Return each line of the records holding the string "unde".

━━━ Task material ━━━

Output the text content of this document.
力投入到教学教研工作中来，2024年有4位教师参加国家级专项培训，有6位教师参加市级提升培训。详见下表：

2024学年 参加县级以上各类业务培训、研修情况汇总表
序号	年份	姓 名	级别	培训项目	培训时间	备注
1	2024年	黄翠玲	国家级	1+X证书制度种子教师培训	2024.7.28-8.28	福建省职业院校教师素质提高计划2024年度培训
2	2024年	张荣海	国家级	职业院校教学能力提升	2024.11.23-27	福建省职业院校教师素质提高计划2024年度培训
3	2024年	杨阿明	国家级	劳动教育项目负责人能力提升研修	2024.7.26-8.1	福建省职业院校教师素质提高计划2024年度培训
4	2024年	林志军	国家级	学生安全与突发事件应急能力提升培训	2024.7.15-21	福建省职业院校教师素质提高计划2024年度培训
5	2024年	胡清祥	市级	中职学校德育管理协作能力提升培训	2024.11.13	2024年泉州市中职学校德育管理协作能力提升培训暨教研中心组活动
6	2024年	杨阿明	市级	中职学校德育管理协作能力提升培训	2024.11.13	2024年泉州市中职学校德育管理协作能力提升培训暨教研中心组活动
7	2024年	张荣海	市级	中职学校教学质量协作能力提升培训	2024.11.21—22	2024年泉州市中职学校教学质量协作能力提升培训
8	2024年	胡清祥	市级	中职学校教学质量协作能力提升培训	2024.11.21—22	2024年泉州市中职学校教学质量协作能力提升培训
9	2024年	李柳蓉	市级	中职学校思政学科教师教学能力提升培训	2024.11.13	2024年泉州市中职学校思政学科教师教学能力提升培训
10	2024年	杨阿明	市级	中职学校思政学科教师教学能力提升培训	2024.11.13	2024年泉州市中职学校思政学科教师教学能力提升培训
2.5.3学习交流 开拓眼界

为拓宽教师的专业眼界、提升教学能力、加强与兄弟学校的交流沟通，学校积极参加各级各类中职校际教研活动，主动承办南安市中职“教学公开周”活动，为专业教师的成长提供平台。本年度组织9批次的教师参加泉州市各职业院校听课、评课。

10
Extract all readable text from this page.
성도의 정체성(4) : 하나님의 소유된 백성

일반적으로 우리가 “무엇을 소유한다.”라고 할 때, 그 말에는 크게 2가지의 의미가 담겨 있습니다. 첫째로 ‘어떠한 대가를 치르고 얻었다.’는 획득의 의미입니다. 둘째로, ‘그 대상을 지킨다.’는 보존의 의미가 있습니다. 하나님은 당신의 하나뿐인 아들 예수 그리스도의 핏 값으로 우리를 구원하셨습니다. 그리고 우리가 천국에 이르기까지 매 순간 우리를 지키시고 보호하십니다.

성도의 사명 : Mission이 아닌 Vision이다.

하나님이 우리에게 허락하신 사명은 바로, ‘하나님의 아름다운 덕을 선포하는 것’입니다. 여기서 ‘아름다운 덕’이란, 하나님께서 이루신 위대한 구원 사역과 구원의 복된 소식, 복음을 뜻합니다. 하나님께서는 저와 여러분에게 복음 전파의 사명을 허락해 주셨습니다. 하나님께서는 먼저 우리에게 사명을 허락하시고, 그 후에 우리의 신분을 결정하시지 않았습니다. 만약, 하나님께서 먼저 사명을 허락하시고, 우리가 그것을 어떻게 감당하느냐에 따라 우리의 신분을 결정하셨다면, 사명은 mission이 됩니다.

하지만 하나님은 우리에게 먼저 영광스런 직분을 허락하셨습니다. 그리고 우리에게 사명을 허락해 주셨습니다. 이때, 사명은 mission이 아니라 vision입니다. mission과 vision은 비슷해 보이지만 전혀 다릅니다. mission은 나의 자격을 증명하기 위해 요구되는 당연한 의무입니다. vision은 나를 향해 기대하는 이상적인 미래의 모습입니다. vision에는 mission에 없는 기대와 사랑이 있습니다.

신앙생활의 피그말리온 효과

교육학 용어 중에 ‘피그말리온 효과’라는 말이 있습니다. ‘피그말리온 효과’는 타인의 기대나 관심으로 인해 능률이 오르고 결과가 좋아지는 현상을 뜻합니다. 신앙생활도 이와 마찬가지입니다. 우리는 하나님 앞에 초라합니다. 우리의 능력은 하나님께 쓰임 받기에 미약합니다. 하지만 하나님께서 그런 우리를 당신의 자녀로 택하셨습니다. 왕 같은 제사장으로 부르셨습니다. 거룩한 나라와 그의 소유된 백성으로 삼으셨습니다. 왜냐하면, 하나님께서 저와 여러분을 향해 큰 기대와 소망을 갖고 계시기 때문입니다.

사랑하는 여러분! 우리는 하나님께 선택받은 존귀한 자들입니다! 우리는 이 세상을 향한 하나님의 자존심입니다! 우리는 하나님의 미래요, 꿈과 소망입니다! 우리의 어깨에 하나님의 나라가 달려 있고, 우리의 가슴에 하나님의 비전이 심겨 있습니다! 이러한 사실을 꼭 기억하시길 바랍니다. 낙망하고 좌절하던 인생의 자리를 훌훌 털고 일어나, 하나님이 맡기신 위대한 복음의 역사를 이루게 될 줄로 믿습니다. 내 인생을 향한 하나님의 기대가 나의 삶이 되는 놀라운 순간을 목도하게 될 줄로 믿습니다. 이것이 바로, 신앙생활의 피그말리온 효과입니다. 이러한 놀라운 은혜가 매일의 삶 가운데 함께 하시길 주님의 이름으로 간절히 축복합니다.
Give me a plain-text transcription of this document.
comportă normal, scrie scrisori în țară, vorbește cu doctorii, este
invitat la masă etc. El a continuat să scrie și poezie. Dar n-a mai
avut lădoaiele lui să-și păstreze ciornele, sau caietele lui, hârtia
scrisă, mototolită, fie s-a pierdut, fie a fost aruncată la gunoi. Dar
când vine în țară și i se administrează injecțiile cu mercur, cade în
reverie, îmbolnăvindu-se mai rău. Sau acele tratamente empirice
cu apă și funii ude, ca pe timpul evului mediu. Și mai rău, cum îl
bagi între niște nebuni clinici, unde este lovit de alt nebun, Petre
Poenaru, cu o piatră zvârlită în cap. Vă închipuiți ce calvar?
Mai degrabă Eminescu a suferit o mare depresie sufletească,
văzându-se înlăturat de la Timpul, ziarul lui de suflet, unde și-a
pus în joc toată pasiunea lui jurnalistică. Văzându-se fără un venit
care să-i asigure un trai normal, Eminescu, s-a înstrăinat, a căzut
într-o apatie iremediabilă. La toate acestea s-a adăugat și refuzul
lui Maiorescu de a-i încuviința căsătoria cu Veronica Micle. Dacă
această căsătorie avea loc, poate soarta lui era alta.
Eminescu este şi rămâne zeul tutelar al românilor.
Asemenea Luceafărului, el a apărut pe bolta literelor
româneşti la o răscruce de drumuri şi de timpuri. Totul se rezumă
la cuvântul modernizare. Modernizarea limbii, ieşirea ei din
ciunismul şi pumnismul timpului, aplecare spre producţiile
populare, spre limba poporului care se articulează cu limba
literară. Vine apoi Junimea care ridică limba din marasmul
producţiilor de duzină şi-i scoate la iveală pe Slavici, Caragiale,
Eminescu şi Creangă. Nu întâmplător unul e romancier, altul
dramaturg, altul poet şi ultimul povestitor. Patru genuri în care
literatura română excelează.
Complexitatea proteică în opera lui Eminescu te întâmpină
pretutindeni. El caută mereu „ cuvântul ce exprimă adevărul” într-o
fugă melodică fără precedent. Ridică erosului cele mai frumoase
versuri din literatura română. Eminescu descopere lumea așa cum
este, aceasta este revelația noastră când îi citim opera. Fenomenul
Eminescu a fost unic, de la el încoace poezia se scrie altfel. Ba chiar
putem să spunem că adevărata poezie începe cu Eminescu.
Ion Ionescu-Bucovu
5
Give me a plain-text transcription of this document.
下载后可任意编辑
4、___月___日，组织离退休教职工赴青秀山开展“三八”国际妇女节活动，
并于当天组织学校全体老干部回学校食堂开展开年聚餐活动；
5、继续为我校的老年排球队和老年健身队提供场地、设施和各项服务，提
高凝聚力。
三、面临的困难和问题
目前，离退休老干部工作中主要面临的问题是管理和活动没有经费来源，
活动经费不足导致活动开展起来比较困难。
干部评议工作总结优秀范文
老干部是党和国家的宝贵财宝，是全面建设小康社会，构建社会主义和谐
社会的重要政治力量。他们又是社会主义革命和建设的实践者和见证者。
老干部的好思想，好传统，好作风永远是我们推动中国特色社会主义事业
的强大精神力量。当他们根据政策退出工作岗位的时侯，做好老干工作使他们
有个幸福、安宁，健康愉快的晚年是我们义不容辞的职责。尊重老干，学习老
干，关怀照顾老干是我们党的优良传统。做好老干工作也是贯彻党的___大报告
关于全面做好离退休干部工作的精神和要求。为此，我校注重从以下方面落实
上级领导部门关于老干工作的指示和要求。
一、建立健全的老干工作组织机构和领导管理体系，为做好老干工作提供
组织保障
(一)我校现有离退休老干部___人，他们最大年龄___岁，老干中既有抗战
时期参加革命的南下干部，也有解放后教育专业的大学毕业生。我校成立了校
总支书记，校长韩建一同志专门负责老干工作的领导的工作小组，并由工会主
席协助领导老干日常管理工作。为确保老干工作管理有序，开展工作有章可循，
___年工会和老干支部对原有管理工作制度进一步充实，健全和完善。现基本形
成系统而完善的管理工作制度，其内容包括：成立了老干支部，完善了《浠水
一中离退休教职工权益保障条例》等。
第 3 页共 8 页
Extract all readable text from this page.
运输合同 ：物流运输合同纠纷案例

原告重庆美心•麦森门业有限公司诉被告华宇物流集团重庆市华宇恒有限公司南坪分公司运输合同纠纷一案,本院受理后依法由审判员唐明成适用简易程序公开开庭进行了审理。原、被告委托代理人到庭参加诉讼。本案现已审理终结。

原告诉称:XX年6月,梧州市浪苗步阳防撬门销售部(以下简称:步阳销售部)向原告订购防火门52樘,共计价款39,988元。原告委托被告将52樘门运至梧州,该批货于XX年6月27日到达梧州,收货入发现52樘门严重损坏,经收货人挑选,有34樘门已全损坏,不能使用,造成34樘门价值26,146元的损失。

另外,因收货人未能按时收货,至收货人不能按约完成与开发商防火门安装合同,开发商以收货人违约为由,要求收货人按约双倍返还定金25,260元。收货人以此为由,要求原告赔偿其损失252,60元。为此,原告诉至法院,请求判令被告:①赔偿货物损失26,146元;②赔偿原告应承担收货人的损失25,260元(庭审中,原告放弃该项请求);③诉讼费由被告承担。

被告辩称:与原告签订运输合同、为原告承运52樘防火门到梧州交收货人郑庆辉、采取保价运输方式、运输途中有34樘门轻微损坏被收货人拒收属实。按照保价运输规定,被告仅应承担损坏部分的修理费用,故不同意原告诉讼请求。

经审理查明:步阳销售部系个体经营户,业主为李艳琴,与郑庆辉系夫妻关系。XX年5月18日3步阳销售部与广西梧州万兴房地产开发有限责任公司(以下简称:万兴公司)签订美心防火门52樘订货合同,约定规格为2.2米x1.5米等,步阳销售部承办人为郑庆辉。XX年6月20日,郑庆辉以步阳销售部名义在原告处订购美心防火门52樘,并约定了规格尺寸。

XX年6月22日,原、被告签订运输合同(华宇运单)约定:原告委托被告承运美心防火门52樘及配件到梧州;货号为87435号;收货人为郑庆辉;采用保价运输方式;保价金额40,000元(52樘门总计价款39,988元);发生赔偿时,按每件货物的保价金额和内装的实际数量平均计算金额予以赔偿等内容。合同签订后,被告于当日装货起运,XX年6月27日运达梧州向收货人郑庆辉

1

━━━

▸ Written solution:
bagi între niște nebuni clinici, unde este lovit de alt nebun, Petre
văzându-se înlăturat de la Timpul, ziarul lui de suflet, unde și-a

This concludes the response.